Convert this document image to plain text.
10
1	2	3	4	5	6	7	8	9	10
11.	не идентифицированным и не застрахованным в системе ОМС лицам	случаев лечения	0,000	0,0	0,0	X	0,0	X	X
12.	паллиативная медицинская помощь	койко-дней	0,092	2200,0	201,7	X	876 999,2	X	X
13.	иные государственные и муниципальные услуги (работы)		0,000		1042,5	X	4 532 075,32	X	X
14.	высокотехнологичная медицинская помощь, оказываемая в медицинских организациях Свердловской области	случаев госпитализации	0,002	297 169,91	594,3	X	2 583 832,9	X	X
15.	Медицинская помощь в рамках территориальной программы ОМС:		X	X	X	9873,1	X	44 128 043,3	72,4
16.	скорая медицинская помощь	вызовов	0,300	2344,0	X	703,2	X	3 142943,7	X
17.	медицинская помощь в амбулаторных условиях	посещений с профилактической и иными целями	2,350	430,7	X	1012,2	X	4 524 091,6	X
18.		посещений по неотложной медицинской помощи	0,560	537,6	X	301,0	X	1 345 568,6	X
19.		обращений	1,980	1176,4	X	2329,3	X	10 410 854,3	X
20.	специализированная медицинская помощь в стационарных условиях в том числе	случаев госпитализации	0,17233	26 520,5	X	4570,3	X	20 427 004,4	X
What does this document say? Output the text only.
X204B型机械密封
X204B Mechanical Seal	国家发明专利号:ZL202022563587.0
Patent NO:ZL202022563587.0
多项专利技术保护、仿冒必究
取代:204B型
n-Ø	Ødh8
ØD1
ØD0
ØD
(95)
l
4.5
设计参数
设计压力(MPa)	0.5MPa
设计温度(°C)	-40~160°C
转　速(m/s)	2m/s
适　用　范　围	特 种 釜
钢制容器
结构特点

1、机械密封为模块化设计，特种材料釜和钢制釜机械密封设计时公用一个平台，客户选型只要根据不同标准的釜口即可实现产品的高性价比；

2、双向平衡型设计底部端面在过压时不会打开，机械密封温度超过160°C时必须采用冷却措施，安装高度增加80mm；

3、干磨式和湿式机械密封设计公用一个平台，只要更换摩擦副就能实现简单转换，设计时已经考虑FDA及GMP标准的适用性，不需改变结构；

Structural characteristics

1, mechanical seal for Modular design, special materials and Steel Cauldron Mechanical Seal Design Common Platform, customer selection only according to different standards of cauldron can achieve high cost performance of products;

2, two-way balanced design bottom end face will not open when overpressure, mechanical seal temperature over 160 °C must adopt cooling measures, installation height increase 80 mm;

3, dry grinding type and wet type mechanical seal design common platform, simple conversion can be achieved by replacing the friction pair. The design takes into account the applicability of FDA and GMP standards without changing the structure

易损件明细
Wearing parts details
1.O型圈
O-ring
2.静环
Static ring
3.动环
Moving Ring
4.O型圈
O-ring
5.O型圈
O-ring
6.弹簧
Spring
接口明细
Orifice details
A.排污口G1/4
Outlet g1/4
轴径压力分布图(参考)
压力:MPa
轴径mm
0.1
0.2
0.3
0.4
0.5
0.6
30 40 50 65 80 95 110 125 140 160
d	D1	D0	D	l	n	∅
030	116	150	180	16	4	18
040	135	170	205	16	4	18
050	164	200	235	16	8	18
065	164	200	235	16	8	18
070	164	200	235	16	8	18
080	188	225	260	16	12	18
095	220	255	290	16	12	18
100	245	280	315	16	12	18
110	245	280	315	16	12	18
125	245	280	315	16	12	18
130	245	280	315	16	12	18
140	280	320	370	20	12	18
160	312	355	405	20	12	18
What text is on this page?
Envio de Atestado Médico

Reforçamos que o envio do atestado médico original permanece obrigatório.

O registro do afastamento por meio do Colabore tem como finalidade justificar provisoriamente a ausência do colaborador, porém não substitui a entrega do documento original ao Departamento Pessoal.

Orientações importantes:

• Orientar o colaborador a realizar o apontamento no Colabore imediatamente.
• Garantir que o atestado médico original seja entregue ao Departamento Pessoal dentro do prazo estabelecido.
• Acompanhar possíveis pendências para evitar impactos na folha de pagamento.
┄┄┄┄┄┄┄┄┄┄┄┄┄┄┄┄┄┄┄┄
* [DIRECTIONS]
Reproduce the complete set of lines precisely as supplied.

* [SOLUTION TO THE EXERCISE]
Convert this document image to plain text.
10
1	2	3	4	5	6	7	8	9	10
11.	не идентифицированным и не застрахованным в системе ОМС лицам	случаев лечения	0,000	0,0	0,0	X	0,0	X	X
12.	паллиативная медицинская помощь	койко-дней	0,092	2200,0	201,7	X	876 999,2	X	X
13.	иные государственные и муниципальные услуги (работы)		0,000		1042,5	X	4 532 075,32	X	X
14.	высокотехнологичная медицинская помощь, оказываемая в медицинских организациях Свердловской области	случаев госпитализации	0,002	297 169,91	594,3	X	2 583 832,9	X	X
15.	Медицинская помощь в рамках территориальной программы ОМС:		X	X	X	9873,1	X	44 128 043,3	72,4
16.	скорая медицинская помощь	вызовов	0,300	2344,0	X	703,2	X	3 142943,7	X
17.	медицинская помощь в амбулаторных условиях	посещений с профилактической и иными целями	2,350	430,7	X	1012,2	X	4 524 091,6	X
18.		посещений по неотложной медицинской помощи	0,560	537,6	X	301,0	X	1 345 568,6	X
19.		обращений	1,980	1176,4	X	2329,3	X	10 410 854,3	X
20.	специализированная медицинская помощь в стационарных условиях в том числе	случаев госпитализации	0,17233	26 520,5	X	4570,3	X	20 427 004,4	X
What does this document say? Output the text only.
X204B型机械密封
X204B Mechanical Seal	国家发明专利号:ZL202022563587.0
Patent NO:ZL202022563587.0
多项专利技术保护、仿冒必究
取代:204B型
n-Ø	Ødh8
ØD1
ØD0
ØD
(95)
l
4.5
设计参数
设计压力(MPa)	0.5MPa
设计温度(°C)	-40~160°C
转　速(m/s)	2m/s
适　用　范　围	特 种 釜
钢制容器
结构特点

1、机械密封为模块化设计，特种材料釜和钢制釜机械密封设计时公用一个平台，客户选型只要根据不同标准的釜口即可实现产品的高性价比；

2、双向平衡型设计底部端面在过压时不会打开，机械密封温度超过160°C时必须采用冷却措施，安装高度增加80mm；

3、干磨式和湿式机械密封设计公用一个平台，只要更换摩擦副就能实现简单转换，设计时已经考虑FDA及GMP标准的适用性，不需改变结构；

Structural characteristics

1, mechanical seal for Modular design, special materials and Steel Cauldron Mechanical Seal Design Common Platform, customer selection only according to different standards of cauldron can achieve high cost performance of products;

2, two-way balanced design bottom end face will not open when overpressure, mechanical seal temperature over 160 °C must adopt cooling measures, installation height increase 80 mm;

3, dry grinding type and wet type mechanical seal design common platform, simple conversion can be achieved by replacing the friction pair. The design takes into account the applicability of FDA and GMP standards without changing the structure

易损件明细
Wearing parts details
1.O型圈
O-ring
2.静环
Static ring
3.动环
Moving Ring
4.O型圈
O-ring
5.O型圈
O-ring
6.弹簧
Spring
接口明细
Orifice details
A.排污口G1/4
Outlet g1/4
轴径压力分布图(参考)
压力:MPa
轴径mm
0.1
0.2
0.3
0.4
0.5
0.6
30 40 50 65 80 95 110 125 140 160
d	D1	D0	D	l	n	∅
030	116	150	180	16	4	18
040	135	170	205	16	4	18
050	164	200	235	16	8	18
065	164	200	235	16	8	18
070	164	200	235	16	8	18
080	188	225	260	16	12	18
095	220	255	290	16	12	18
100	245	280	315	16	12	18
110	245	280	315	16	12	18
125	245	280	315	16	12	18
130	245	280	315	16	12	18
140	280	320	370	20	12	18
160	312	355	405	20	12	18
What text is on this page?
Envio de Atestado Médico

Reforçamos que o envio do atestado médico original permanece obrigatório.

O registro do afastamento por meio do Colabore tem como finalidade justificar provisoriamente a ausência do colaborador, porém não substitui a entrega do documento original ao Departamento Pessoal.

Orientações importantes:

• Orientar o colaborador a realizar o apontamento no Colabore imediatamente.
• Garantir que o atestado médico original seja entregue ao Departamento Pessoal dentro do prazo estabelecido.
• Acompanhar possíveis pendências para evitar impactos na folha de pagamento.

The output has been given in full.